**WHAT YOU ARE ASKED TO DO:** Output each entry verbatim and exclude every picture from it.

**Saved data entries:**
____

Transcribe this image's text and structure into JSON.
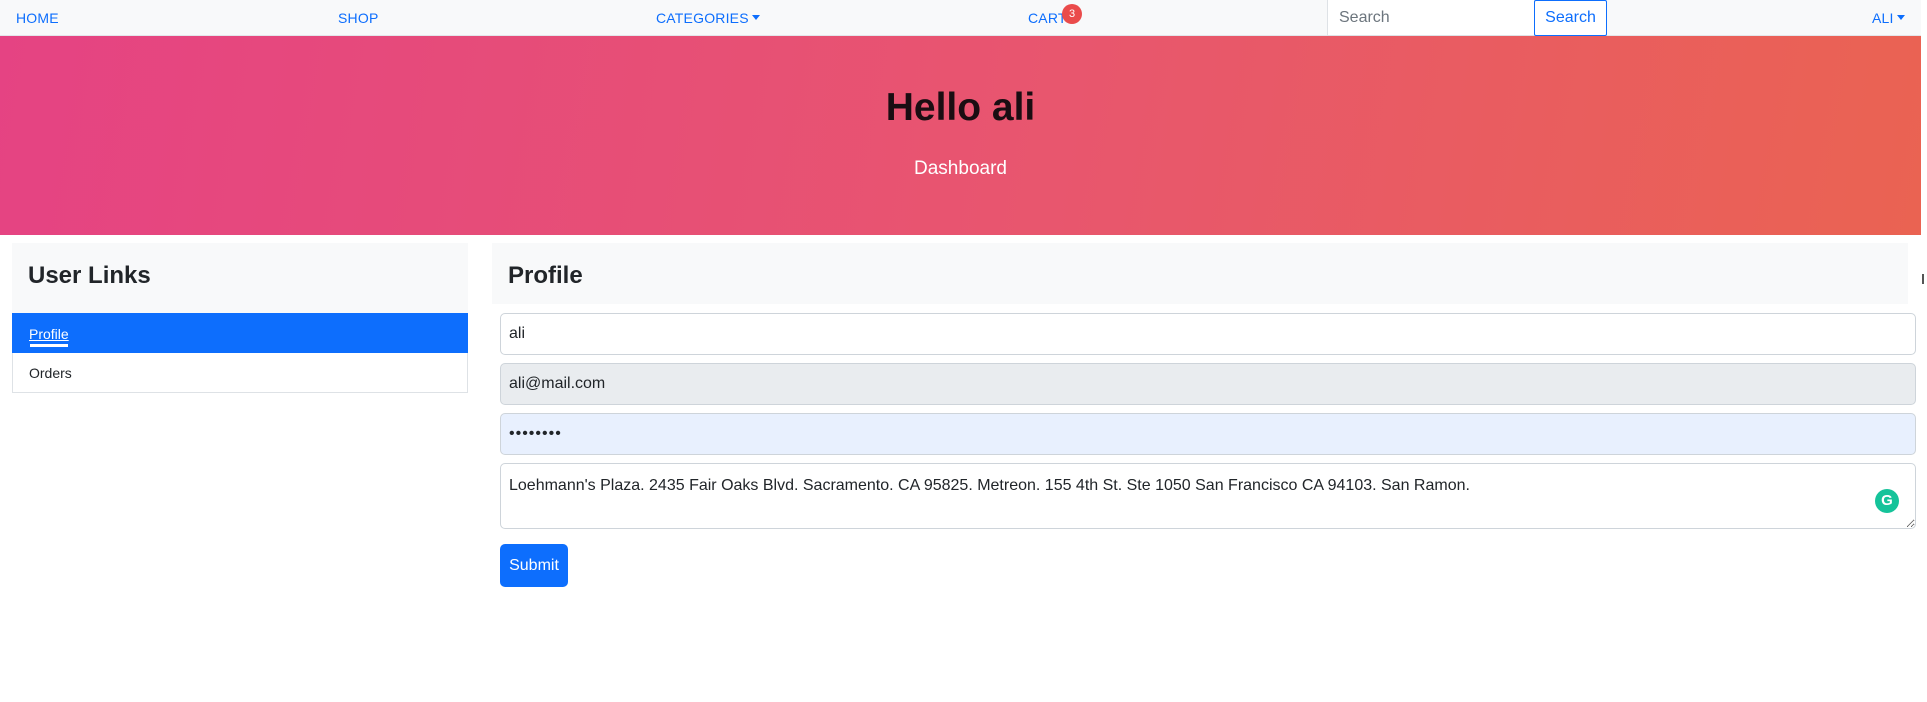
{
  "navbar": {
    "home": "HOME",
    "shop": "SHOP",
    "categories": "CATEGORIES",
    "cart": "CART",
    "cart_count": "3",
    "search_placeholder": "Search",
    "search_button": "Search",
    "user": "ALI"
  },
  "hero": {
    "title": "Hello ali",
    "subtitle": "Dashboard"
  },
  "sidebar": {
    "title": "User Links",
    "items": [
      {
        "label": "Profile",
        "active": true
      },
      {
        "label": "Orders",
        "active": false
      }
    ]
  },
  "profile": {
    "title": "Profile",
    "name_value": "ali",
    "email_value": "ali@mail.com",
    "password_value": "••••••••",
    "address_value": "Loehmann's Plaza. 2435 Fair Oaks Blvd. Sacramento. CA 95825. Metreon. 155 4th St. Ste 1050 San Francisco CA 94103. San Ramon.",
    "submit_label": "Submit"
  },
  "colors": {
    "primary": "#0d6efd",
    "hero_gradient_start": "#e54383",
    "hero_gradient_end": "#ea6352",
    "badge": "#ea4b4b"
  },
  "icons": {
    "dropdown_caret": "caret-down-icon",
    "grammarly": "grammarly-icon"
  }
}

____

**EXERCISE OUTPUT:**
Transcribe this image's text and structure into JSON.
{
  "navbar": {
    "home": "HOME",
    "shop": "SHOP",
    "categories": "CATEGORIES",
    "cart": "CART",
    "cart_count": "3",
    "search_placeholder": "Search",
    "search_button": "Search",
    "user": "ALI"
  },
  "hero": {
    "title": "Hello ali",
    "subtitle": "Dashboard"
  },
  "sidebar": {
    "title": "User Links",
    "items": [
      {
        "label": "Profile",
        "active": true
      },
      {
        "label": "Orders",
        "active": false
      }
    ]
  },
  "profile": {
    "title": "Profile",
    "name_value": "ali",
    "email_value": "ali@mail.com",
    "password_value": "••••••••",
    "address_value": "Loehmann's Plaza. 2435 Fair Oaks Blvd. Sacramento. CA 95825. Metreon. 155 4th St. Ste 1050 San Francisco CA 94103. San Ramon.",
    "submit_label": "Submit"
  },
  "colors": {
    "primary": "#0d6efd",
    "hero_gradient_start": "#e54383",
    "hero_gradient_end": "#ea6352",
    "badge": "#ea4b4b"
  },
  "icons": {
    "dropdown_caret": "caret-down-icon",
    "grammarly": "grammarly-icon"
  }
}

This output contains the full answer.